## Supplied text

+++

1

I am using qubole to run presto queries.

I need to upload a csv file into my query but cannot figure out how to do this.

Does anyone have any experience with this?

For more details, I am under the analyze section.

enter image description here

enter image description here

This is what I have so far based on @leftjoin's answer -

use adhoc;
create external table adhoc.test(
  Media_Buy_Key string,
  Day string,
  DSP_Publisher string,
  Final_Media_Cost string
)
row format delimited
fields terminated by ','
lines terminated by '\n'
location 's3://bucket/folder/folder/file.csv/';

I then run the hive query and it comes up as [Empty]

This is what my s3 bucket looks like: enter image description here

leftjoin
  • 36,950
  • 8
  • 57
  • 116
nak5120
  • 4,089
  • 4
  • 35
  • 94
  • Remove filename from table location. s3://bucket/folder/folder/ . Drop table and create once more with location fixed. Also check that field delimiter is comma in your file, fix accordingly. It can be some other character, specify it in the table DDL – leftjoin Aug 27 '18 at 18:14
  • It still comes up as empty unfortunately. Added a screenshot of my s3 bucket as well. @leftjoin – nak5120 Aug 27 '18 at 18:23
  • Use qubole shell command to check table location. Execute hadoop fs -ls s3://bucket/folder/ should show your file – leftjoin Aug 27 '18 at 18:30
  • still comes up empty unfortunately even after I find the file location – nak5120 Aug 27 '18 at 19:01
  • realized I didn't have access to the s3 bucket in qubole. Thanks for the help! – nak5120 Aug 27 '18 at 19:41

1 Answers1

1

Presto uses Hive metastore to get table information and it's data location.

+++

## Given material
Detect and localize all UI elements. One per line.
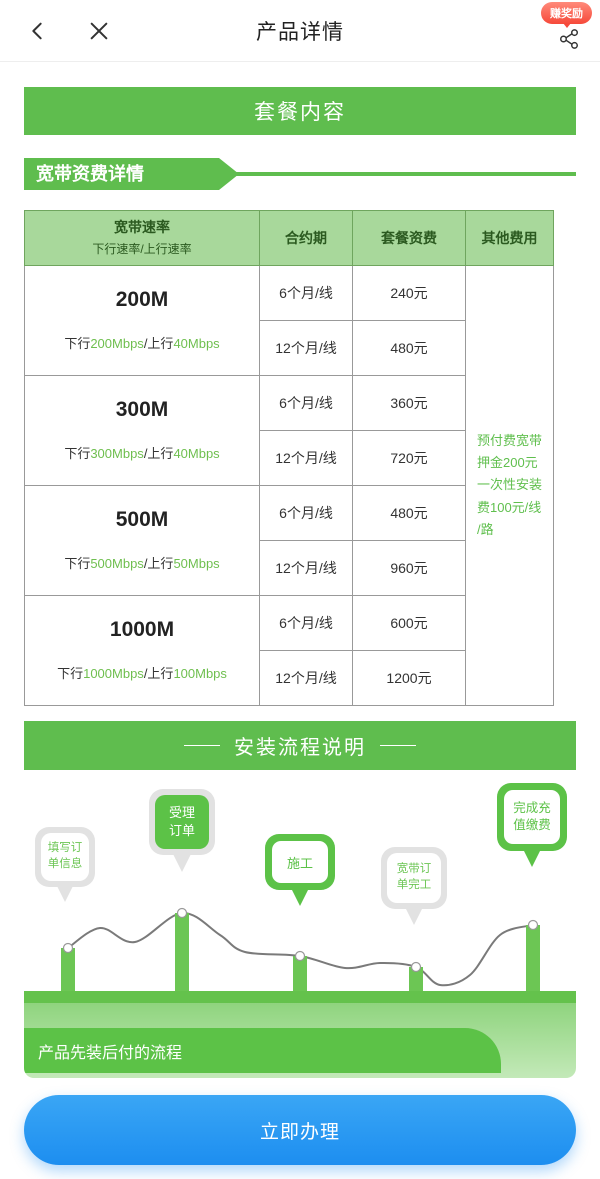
svg-text:宽带资费详情: 宽带资费详情 bbox=[36, 163, 144, 184]
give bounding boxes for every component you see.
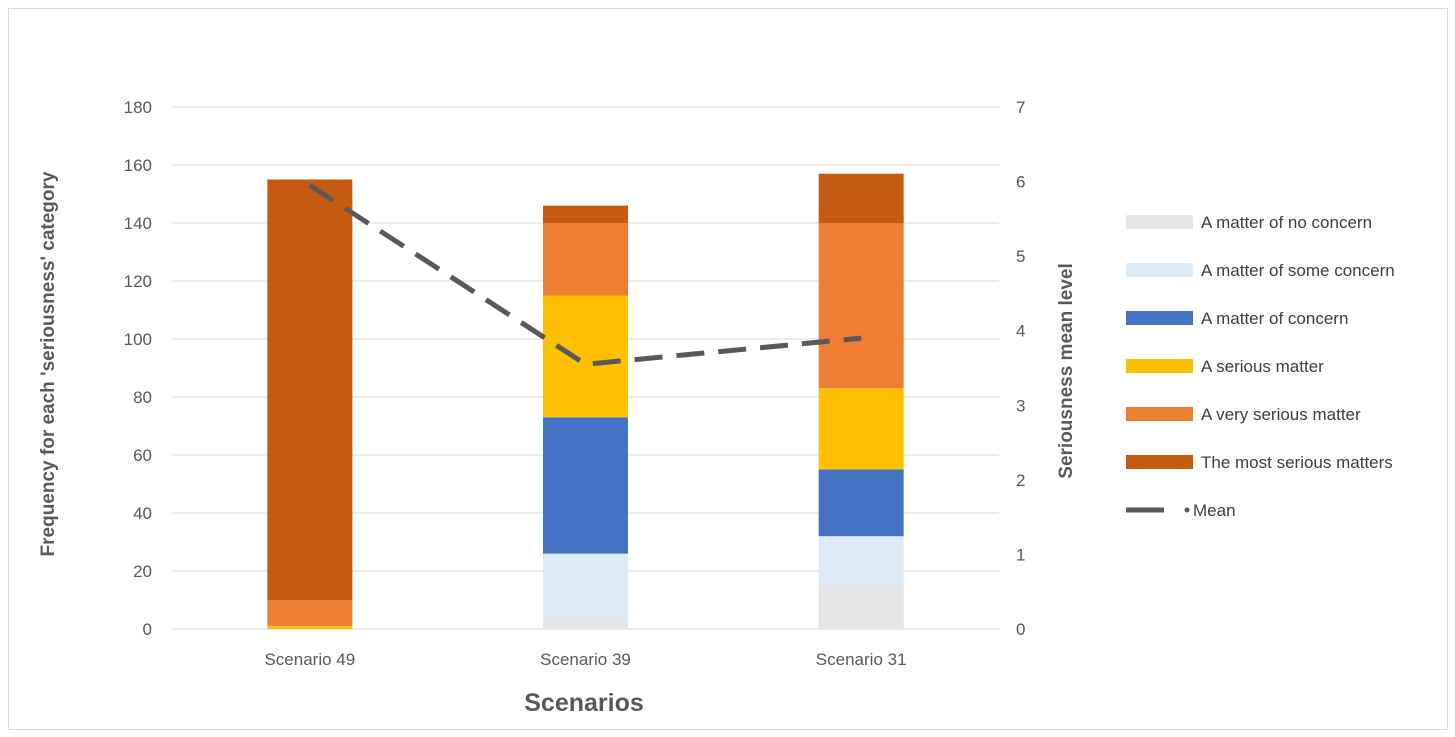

+++

## Jobs
**a)** In the Qubole thread, what does leftjoin say the shell command hadoop fs -ls s3://bucket/folder/ is meant to check, and what should it show? Answer in one to three sentences.
**b)** Repeat a passage of the Qubole thread word for word, starting at "I need to upload" and ending at "the analyze section.".
Rely only on the Qubole thread for these tasks.

## Responses to the exercise
**a)** The command is meant to check the table location. It should show the file.

**b)**
I need to upload a csv file into my query but cannot figure out how to do this.

Does anyone have any experience with this?

For more details, I am under the analyze section.